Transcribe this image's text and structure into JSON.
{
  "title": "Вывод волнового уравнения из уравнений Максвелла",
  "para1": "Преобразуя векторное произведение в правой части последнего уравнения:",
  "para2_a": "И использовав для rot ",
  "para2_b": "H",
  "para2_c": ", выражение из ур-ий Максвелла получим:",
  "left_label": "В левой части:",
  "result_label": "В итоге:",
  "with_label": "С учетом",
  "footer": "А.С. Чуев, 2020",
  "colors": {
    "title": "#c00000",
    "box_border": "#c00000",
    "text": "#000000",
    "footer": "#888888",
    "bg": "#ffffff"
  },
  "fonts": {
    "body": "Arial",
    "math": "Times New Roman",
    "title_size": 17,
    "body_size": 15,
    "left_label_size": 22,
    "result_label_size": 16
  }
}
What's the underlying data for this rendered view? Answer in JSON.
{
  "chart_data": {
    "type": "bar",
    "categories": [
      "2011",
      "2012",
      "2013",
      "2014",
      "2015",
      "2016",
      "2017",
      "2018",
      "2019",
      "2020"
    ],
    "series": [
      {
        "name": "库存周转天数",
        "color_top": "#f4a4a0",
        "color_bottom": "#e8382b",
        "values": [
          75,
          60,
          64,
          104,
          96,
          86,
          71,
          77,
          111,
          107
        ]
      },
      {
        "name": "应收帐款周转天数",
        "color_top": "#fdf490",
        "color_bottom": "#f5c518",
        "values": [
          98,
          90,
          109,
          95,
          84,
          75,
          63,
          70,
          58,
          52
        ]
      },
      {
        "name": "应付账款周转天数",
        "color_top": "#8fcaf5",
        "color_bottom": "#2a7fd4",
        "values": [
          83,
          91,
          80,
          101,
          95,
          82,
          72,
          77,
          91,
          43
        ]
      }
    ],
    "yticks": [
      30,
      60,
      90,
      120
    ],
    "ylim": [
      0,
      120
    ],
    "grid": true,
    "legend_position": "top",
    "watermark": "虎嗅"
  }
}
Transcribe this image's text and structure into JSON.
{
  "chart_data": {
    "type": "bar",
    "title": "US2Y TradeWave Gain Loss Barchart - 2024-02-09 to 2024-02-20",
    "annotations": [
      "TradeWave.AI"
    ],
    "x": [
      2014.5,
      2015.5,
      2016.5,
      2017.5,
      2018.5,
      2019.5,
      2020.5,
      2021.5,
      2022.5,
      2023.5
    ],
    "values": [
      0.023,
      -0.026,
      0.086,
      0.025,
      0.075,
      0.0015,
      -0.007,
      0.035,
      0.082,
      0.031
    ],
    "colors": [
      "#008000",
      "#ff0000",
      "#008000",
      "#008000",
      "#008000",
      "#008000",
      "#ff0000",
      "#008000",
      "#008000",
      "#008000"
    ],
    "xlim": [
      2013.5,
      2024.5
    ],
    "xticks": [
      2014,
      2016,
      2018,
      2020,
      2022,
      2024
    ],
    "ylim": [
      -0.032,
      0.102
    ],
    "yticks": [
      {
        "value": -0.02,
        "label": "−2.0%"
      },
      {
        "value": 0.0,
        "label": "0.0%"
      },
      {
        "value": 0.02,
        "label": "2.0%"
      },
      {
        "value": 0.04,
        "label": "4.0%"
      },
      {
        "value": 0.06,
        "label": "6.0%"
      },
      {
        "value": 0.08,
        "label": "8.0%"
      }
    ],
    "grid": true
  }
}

##############################

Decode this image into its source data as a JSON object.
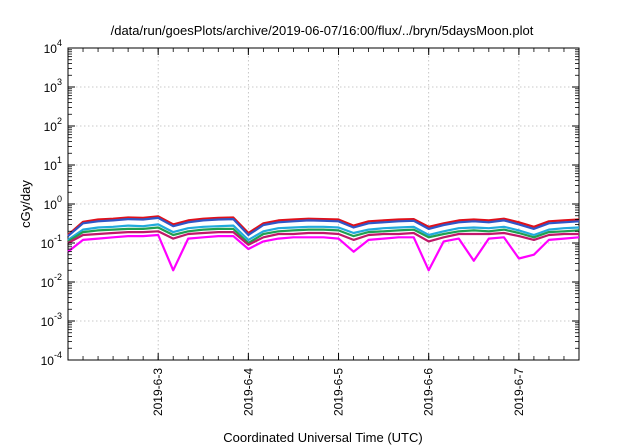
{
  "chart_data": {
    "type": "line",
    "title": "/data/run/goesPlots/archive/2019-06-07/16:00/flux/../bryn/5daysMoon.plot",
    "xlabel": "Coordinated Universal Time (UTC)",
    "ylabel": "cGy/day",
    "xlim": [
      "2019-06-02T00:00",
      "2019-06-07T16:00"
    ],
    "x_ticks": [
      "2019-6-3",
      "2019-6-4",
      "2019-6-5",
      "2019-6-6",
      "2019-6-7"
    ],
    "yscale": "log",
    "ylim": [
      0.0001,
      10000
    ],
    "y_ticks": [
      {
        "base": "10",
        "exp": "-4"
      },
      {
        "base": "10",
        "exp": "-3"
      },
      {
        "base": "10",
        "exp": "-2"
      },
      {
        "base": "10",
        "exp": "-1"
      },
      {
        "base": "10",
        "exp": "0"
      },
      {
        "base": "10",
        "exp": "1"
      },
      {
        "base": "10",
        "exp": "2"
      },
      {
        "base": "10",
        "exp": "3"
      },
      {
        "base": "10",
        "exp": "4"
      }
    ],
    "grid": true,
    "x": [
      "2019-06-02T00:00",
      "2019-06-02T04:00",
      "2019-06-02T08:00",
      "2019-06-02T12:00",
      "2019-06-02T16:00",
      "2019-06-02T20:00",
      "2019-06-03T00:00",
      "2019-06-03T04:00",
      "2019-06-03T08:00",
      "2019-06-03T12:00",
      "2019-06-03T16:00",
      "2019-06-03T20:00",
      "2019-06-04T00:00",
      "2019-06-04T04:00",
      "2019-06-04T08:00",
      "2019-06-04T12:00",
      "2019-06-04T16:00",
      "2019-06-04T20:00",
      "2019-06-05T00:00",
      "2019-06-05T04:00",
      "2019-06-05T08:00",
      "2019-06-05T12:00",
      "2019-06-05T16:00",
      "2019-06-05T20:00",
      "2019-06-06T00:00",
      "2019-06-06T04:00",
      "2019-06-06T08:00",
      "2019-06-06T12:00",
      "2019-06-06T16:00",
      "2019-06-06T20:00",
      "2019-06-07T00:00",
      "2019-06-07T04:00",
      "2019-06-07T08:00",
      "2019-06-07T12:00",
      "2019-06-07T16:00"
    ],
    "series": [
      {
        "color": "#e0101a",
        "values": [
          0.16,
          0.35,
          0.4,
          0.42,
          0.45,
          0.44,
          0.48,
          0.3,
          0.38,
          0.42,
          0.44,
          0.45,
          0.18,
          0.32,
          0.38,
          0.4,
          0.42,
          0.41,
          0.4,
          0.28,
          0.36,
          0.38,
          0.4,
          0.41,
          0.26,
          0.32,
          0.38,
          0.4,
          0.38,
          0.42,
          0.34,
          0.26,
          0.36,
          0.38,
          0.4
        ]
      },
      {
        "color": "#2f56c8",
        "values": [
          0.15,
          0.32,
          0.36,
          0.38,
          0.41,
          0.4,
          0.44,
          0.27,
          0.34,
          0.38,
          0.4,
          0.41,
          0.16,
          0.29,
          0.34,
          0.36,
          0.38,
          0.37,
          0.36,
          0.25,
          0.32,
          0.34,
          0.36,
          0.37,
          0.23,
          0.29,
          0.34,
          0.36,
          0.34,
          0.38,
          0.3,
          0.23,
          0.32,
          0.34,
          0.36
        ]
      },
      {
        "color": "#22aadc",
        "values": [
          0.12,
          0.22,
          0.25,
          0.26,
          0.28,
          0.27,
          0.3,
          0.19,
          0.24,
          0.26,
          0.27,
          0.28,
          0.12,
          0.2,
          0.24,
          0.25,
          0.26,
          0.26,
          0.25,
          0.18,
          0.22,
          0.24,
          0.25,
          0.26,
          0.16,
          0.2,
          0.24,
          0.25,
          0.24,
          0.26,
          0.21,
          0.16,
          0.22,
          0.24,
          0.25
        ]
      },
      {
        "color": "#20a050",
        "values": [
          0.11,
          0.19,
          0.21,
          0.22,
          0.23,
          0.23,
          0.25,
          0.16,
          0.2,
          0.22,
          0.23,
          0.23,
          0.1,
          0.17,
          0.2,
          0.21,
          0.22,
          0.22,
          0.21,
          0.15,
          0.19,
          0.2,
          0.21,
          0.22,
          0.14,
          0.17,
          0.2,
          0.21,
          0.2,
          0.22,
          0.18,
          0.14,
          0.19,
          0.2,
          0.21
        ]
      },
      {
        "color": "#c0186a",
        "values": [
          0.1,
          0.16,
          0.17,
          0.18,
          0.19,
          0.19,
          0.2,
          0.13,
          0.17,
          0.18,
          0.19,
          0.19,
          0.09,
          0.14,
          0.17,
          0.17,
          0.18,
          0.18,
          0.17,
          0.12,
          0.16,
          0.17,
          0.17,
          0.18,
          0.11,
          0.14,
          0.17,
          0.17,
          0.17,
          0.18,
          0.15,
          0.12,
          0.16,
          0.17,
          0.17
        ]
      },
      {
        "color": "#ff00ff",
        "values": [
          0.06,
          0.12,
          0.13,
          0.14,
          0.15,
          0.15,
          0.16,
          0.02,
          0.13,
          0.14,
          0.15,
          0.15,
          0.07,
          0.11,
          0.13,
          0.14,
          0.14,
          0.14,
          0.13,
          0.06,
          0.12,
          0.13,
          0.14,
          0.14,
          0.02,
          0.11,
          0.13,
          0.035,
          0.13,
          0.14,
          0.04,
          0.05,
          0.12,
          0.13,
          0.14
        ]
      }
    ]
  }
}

##############################

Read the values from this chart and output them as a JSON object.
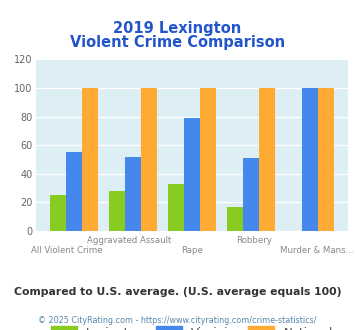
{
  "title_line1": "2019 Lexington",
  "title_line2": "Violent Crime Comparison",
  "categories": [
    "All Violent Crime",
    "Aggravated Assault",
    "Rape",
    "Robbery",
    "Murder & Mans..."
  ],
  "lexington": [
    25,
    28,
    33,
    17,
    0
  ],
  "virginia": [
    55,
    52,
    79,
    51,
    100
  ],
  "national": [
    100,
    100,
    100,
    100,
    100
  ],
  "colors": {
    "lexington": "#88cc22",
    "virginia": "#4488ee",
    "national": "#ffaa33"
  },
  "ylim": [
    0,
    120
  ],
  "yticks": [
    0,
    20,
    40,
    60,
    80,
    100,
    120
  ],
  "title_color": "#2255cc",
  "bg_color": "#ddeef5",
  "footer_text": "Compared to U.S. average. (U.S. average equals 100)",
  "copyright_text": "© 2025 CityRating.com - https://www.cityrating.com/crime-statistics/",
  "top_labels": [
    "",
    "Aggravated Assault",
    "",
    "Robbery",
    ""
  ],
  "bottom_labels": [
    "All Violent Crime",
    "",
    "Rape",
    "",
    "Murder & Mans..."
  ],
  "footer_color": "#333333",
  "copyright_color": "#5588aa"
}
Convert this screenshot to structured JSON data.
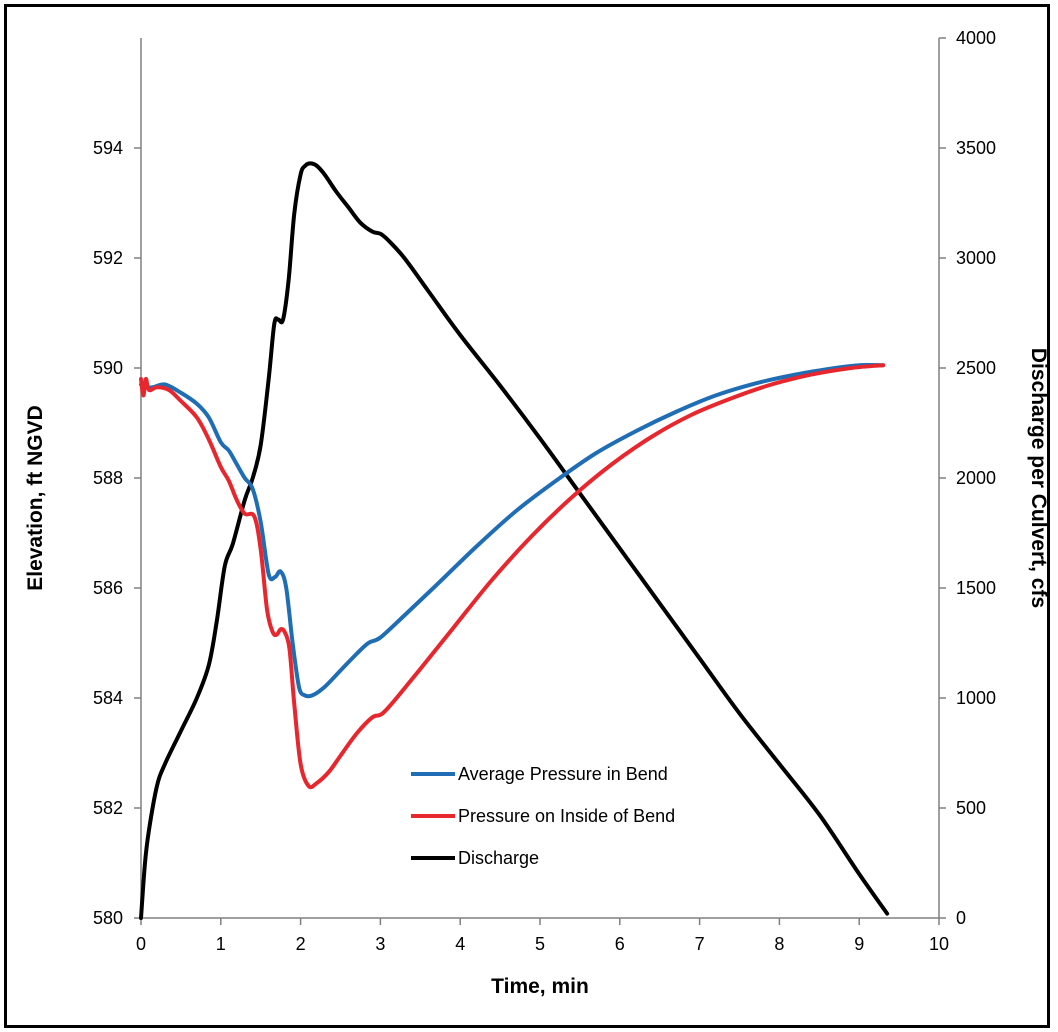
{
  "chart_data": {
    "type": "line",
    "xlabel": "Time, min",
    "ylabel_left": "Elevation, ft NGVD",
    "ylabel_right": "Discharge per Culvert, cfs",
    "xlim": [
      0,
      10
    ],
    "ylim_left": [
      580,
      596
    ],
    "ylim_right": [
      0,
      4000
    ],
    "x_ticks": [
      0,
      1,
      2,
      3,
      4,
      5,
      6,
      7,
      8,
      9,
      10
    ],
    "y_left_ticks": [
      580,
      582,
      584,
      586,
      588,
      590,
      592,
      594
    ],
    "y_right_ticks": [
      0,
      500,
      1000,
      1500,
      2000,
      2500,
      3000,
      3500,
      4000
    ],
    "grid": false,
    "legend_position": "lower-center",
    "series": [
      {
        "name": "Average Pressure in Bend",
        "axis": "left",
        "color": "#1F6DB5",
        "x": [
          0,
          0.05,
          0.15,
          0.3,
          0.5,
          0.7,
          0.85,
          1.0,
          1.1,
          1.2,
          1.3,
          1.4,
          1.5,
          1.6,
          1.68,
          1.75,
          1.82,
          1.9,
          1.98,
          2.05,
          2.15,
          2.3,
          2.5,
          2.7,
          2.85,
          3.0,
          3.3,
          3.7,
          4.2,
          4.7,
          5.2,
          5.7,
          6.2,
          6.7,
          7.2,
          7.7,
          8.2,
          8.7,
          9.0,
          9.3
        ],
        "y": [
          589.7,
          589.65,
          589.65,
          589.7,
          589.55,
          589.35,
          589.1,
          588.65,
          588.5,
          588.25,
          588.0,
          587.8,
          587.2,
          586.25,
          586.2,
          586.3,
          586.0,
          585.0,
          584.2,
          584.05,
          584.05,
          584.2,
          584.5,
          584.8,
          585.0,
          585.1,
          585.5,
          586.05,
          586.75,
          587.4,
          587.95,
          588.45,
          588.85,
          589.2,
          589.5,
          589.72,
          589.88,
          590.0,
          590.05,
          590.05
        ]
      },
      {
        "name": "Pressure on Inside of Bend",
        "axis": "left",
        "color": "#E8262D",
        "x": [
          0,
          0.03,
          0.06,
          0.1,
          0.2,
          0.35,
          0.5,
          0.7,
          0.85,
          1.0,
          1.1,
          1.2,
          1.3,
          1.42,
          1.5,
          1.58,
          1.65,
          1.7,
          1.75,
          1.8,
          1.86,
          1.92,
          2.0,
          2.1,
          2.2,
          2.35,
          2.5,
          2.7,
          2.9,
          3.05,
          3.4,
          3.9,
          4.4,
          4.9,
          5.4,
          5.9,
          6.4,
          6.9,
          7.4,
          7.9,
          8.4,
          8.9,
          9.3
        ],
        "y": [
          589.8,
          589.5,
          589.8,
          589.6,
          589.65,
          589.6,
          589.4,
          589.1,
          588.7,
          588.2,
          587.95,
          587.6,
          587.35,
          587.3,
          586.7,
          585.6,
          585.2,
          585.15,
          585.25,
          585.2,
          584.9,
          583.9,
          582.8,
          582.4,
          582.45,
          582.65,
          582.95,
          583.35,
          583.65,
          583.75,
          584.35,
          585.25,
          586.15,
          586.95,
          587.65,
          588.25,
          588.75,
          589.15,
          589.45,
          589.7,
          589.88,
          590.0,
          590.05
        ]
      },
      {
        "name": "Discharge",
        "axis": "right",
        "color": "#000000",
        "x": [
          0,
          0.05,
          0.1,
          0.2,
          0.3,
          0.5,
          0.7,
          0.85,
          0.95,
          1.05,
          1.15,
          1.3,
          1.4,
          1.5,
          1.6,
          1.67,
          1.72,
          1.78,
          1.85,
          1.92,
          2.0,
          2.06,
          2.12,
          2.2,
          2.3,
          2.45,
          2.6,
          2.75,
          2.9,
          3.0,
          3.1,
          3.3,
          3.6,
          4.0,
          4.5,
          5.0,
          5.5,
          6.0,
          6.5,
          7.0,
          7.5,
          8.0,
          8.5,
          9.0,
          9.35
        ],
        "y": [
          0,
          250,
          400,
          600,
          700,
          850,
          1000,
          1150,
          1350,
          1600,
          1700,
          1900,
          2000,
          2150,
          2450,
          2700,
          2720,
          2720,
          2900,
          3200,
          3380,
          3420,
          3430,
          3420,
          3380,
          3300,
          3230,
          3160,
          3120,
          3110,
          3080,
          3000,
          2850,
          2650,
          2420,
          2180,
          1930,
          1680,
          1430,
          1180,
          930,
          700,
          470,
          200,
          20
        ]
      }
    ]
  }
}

##############################

EXERCISE DIRECTIONS – Using the entries above, state how many lines include the word "JSON", with no other words.

ANSWER TO THIS PROBLEM – 6